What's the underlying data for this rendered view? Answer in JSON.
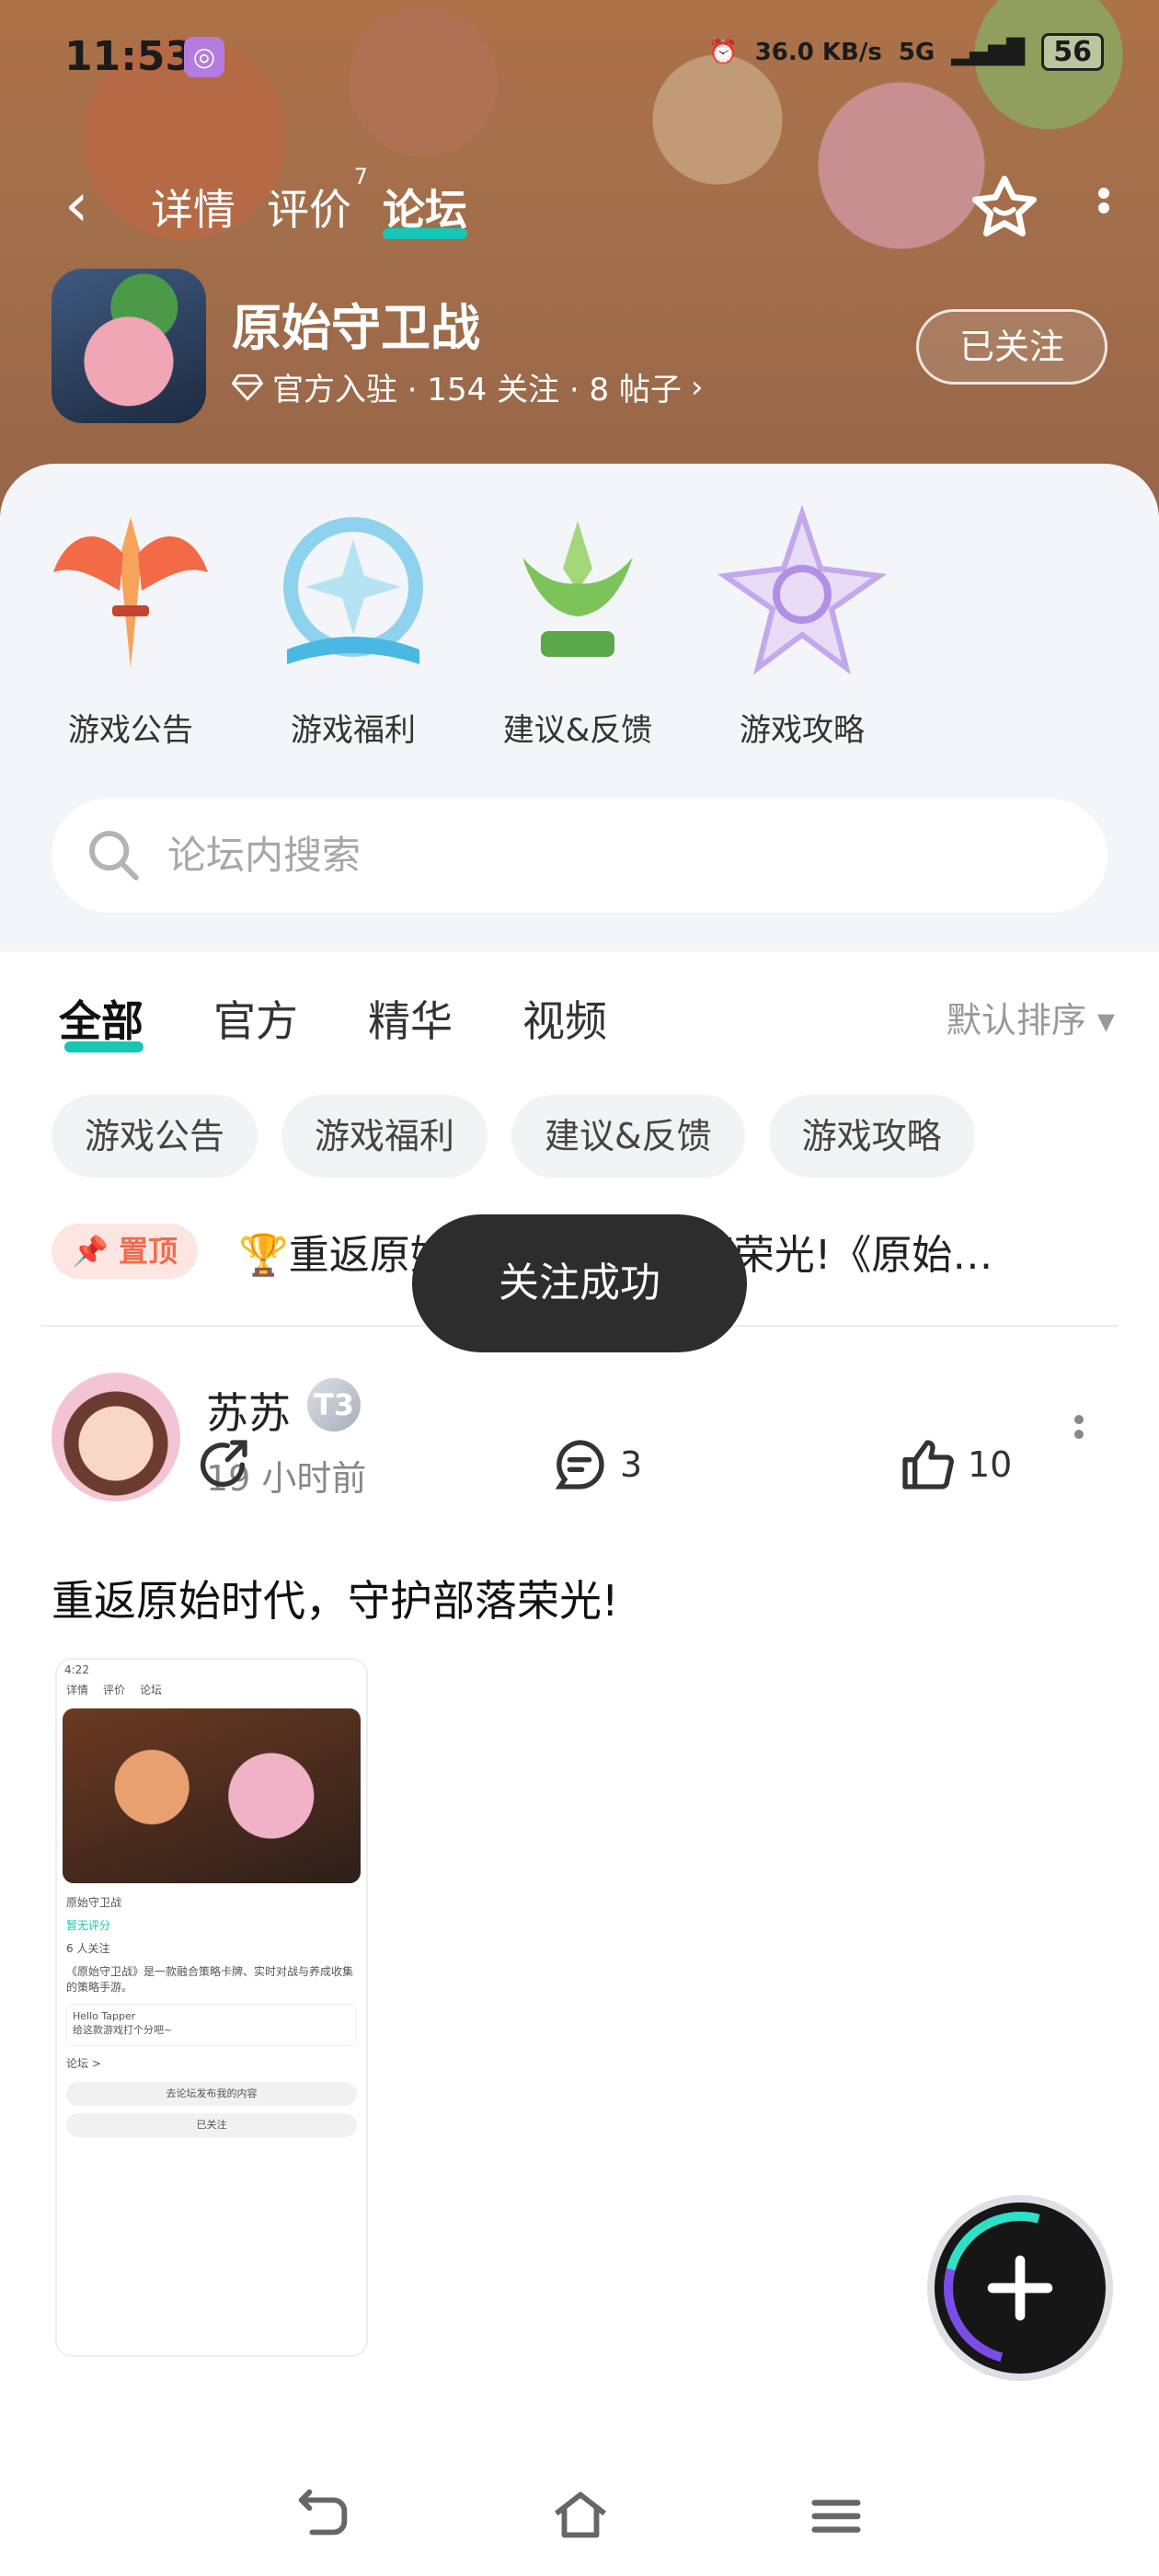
{
  "status_bar": {
    "time": "11:53",
    "network_speed": "36.0 KB/s",
    "network_type": "5G",
    "battery": "56"
  },
  "top_nav": {
    "tabs": [
      {
        "label": "详情"
      },
      {
        "label": "评价",
        "badge": "7"
      },
      {
        "label": "论坛"
      }
    ]
  },
  "app": {
    "name": "原始守卫战",
    "meta": "官方入驻 · 154 关注 · 8 帖子",
    "follow_label": "已关注"
  },
  "categories": [
    {
      "label": "游戏公告"
    },
    {
      "label": "游戏福利"
    },
    {
      "label": "建议&反馈"
    },
    {
      "label": "游戏攻略"
    }
  ],
  "search": {
    "placeholder": "论坛内搜索"
  },
  "feed_tabs": [
    {
      "label": "全部"
    },
    {
      "label": "官方"
    },
    {
      "label": "精华"
    },
    {
      "label": "视频"
    }
  ],
  "sort_label": "默认排序",
  "chips": [
    {
      "label": "游戏公告"
    },
    {
      "label": "游戏福利"
    },
    {
      "label": "建议&反馈"
    },
    {
      "label": "游戏攻略"
    }
  ],
  "pinned": {
    "badge": "置顶",
    "title": "🏆重返原始时代，守护部落荣光!《原始…"
  },
  "post": {
    "author": "苏苏",
    "level": "T3",
    "time": "19 小时前",
    "title": "重返原始时代，守护部落荣光!",
    "thumb": {
      "time": "4:22",
      "tabs": [
        "详情",
        "评价",
        "论坛"
      ],
      "app_name": "原始守卫战",
      "rating_label": "暂无评分",
      "follows": "6 人关注",
      "desc": "《原始守卫战》是一款融合策略卡牌、实时对战与养成收集的策略手游。",
      "review_user": "Hello Tapper",
      "review_text": "给这款游戏打个分吧~",
      "forum_label": "论坛 >",
      "forum_pill": "去论坛发布我的内容",
      "follow_pill": "已关注"
    },
    "comments": "3",
    "likes": "10"
  },
  "toast": "关注成功",
  "colors": {
    "accent": "#17c6b5",
    "pin": "#f26b4d"
  }
}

» SET EXERCISE
Where a line of the data holds "原始守卫战", show that line.

» TASK SOLUTION
    "name": "原始守卫战",
      "app_name": "原始守卫战",
      "desc": "《原始守卫战》是一款融合策略卡牌、实时对战与养成收集的策略手游。",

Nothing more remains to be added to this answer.